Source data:
((
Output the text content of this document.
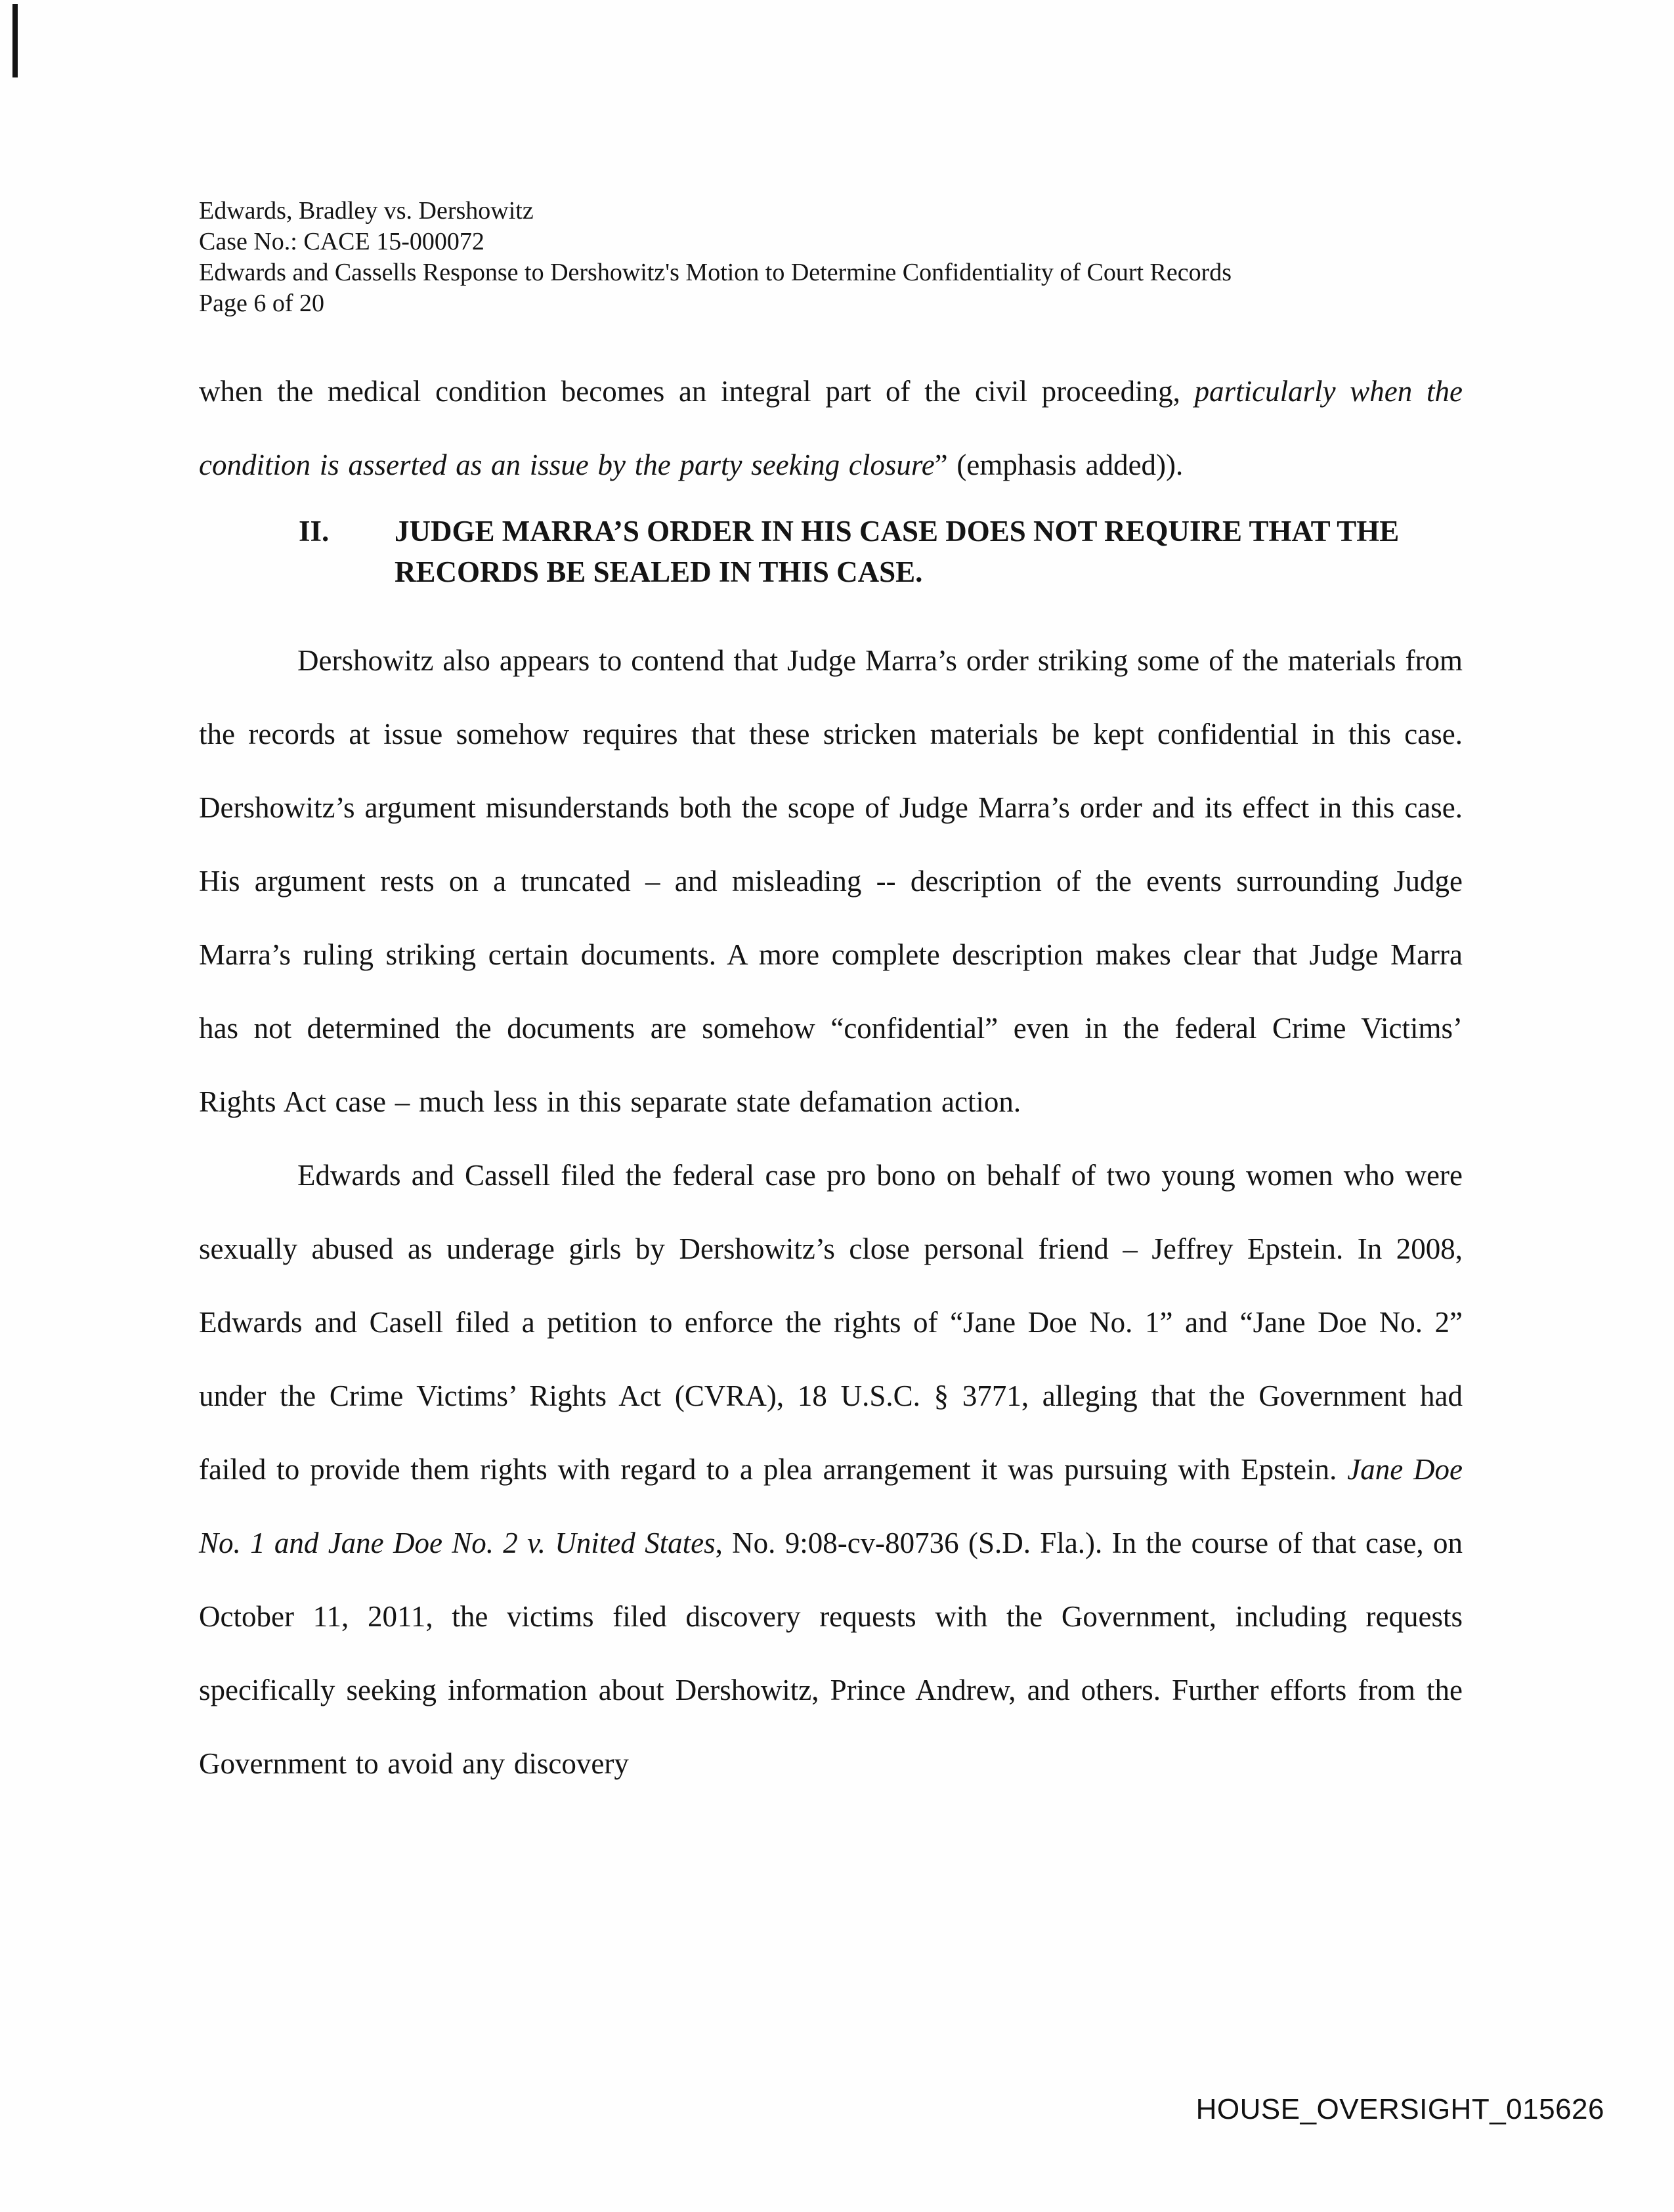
Edwards, Bradley vs. Dershowitz
Case No.: CACE 15-000072
Edwards and Cassells Response to Dershowitz's Motion to Determine Confidentiality of Court Records
Page 6 of 20

when the medical condition becomes an integral part of the civil proceeding, particularly when the condition is asserted as an issue by the party seeking closure” (emphasis added)).

II.	JUDGE MARRA’S ORDER IN HIS CASE DOES NOT REQUIRE THAT THE RECORDS BE SEALED IN THIS CASE.

Dershowitz also appears to contend that Judge Marra’s order striking some of the materials from the records at issue somehow requires that these stricken materials be kept confidential in this case. Dershowitz’s argument misunderstands both the scope of Judge Marra’s order and its effect in this case. His argument rests on a truncated – and misleading -- description of the events surrounding Judge Marra’s ruling striking certain documents. A more complete description makes clear that Judge Marra has not determined the documents are somehow “confidential” even in the federal Crime Victims’ Rights Act case – much less in this separate state defamation action.

Edwards and Cassell filed the federal case pro bono on behalf of two young women who were sexually abused as underage girls by Dershowitz’s close personal friend – Jeffrey Epstein. In 2008, Edwards and Casell filed a petition to enforce the rights of “Jane Doe No. 1” and “Jane Doe No. 2” under the Crime Victims’ Rights Act (CVRA), 18 U.S.C. § 3771, alleging that the Government had failed to provide them rights with regard to a plea arrangement it was pursuing with Epstein. Jane Doe No. 1 and Jane Doe No. 2 v. United States, No. 9:08-cv-80736 (S.D. Fla.). In the course of that case, on October 11, 2011, the victims filed discovery requests with the Government, including requests specifically seeking information about Dershowitz, Prince Andrew, and others. Further efforts from the Government to avoid any discovery

HOUSE_OVERSIGHT_015626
))
Print every entry exactly as written, without the pictures.

ANSWER TO THE PROBLEM |
Output the text content of this document.
Edwards, Bradley vs. Dershowitz
Case No.: CACE 15-000072
Edwards and Cassells Response to Dershowitz's Motion to Determine Confidentiality of Court Records
Page 6 of 20

when the medical condition becomes an integral part of the civil proceeding, particularly when the condition is asserted as an issue by the party seeking closure” (emphasis added)).

II.	JUDGE MARRA’S ORDER IN HIS CASE DOES NOT REQUIRE THAT THE RECORDS BE SEALED IN THIS CASE.

Dershowitz also appears to contend that Judge Marra’s order striking some of the materials from the records at issue somehow requires that these stricken materials be kept confidential in this case. Dershowitz’s argument misunderstands both the scope of Judge Marra’s order and its effect in this case. His argument rests on a truncated – and misleading -- description of the events surrounding Judge Marra’s ruling striking certain documents. A more complete description makes clear that Judge Marra has not determined the documents are somehow “confidential” even in the federal Crime Victims’ Rights Act case – much less in this separate state defamation action.

Edwards and Cassell filed the federal case pro bono on behalf of two young women who were sexually abused as underage girls by Dershowitz’s close personal friend – Jeffrey Epstein. In 2008, Edwards and Casell filed a petition to enforce the rights of “Jane Doe No. 1” and “Jane Doe No. 2” under the Crime Victims’ Rights Act (CVRA), 18 U.S.C. § 3771, alleging that the Government had failed to provide them rights with regard to a plea arrangement it was pursuing with Epstein. Jane Doe No. 1 and Jane Doe No. 2 v. United States, No. 9:08-cv-80736 (S.D. Fla.). In the course of that case, on October 11, 2011, the victims filed discovery requests with the Government, including requests specifically seeking information about Dershowitz, Prince Andrew, and others. Further efforts from the Government to avoid any discovery

HOUSE_OVERSIGHT_015626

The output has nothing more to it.